THE EXERCISE: State the number of lines, and only that number, in which the word "median" appears.

SUPPLIED RECORDS:

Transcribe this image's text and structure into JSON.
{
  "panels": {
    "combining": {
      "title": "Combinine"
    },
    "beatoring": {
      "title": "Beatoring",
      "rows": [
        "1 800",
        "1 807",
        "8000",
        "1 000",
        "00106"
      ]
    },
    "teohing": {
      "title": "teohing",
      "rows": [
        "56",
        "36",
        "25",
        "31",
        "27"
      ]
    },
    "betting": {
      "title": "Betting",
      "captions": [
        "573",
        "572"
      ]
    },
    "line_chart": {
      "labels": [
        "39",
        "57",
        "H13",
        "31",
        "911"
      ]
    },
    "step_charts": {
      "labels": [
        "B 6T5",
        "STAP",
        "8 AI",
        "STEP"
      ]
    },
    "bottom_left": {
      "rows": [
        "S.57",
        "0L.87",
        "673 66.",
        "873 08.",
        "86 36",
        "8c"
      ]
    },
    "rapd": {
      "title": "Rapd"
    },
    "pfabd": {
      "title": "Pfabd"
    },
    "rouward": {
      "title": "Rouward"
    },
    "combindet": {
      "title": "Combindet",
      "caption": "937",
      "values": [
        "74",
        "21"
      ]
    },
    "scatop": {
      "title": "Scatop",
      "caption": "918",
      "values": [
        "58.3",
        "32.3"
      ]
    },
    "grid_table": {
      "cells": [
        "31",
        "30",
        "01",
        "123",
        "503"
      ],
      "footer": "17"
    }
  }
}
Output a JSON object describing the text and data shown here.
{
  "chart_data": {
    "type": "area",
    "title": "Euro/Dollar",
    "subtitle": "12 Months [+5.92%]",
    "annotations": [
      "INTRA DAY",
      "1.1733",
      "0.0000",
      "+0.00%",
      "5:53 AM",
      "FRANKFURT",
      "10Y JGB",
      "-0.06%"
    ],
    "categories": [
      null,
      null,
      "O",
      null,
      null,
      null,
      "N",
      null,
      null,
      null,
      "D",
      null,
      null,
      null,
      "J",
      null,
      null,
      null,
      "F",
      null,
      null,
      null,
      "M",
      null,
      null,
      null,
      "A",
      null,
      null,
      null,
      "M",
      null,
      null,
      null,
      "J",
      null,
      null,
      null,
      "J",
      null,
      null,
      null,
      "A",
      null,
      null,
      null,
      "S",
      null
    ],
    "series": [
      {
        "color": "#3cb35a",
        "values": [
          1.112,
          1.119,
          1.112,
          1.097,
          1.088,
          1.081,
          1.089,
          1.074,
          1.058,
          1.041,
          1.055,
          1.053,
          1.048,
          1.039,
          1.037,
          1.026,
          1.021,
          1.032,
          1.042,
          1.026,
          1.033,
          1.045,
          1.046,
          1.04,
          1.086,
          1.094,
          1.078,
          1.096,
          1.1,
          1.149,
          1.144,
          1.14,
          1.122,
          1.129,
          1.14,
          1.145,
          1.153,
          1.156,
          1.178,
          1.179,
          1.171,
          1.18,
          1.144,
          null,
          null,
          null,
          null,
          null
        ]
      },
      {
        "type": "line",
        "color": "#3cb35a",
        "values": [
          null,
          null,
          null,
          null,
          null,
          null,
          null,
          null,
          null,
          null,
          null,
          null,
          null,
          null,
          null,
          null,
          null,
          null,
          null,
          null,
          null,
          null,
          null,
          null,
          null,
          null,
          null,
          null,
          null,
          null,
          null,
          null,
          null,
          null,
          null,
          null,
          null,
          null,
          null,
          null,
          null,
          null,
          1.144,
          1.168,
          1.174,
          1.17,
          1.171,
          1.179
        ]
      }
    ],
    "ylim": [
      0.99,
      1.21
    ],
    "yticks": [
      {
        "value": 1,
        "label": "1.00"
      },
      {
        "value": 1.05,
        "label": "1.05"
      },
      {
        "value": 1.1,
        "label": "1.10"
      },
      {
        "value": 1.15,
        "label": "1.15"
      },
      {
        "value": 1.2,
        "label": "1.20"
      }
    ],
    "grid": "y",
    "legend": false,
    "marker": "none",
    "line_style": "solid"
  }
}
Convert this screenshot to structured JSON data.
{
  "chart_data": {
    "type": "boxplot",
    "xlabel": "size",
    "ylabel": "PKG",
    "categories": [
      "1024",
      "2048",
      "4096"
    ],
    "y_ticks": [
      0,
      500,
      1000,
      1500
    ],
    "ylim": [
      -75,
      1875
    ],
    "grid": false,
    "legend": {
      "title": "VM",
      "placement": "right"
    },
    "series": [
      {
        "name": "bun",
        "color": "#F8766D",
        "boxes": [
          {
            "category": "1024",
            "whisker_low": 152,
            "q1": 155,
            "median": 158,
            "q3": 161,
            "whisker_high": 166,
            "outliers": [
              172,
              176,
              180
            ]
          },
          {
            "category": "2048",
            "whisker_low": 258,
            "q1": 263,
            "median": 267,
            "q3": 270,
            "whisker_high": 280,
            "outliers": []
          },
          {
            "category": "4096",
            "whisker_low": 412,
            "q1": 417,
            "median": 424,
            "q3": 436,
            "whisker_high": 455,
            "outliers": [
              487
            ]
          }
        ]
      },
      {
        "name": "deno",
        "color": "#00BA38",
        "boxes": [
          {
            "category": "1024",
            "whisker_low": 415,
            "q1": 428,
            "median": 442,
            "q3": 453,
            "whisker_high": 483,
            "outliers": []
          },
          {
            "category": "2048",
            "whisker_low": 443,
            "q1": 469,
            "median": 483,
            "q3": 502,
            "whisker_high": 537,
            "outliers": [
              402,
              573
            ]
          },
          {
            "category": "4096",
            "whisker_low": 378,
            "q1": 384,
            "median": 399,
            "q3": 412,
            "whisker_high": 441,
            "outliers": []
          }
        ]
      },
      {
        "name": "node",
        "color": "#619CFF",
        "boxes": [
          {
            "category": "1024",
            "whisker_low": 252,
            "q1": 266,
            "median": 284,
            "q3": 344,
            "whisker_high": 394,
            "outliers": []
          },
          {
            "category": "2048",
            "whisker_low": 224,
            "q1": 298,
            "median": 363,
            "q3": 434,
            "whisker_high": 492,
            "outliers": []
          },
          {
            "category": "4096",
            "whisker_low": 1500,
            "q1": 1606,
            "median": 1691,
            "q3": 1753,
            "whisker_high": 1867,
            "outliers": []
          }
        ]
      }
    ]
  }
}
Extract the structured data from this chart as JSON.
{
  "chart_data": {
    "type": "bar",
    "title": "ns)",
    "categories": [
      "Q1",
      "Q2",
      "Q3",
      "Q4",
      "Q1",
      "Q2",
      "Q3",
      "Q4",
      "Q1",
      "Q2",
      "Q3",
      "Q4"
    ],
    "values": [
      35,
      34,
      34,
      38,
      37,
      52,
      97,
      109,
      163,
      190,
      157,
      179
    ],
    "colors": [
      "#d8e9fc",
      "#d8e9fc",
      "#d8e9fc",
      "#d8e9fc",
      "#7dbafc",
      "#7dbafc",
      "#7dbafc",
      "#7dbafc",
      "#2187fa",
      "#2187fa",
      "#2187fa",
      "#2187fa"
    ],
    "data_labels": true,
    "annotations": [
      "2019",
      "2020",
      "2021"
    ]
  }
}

RESPONSE TO THE TASK: 9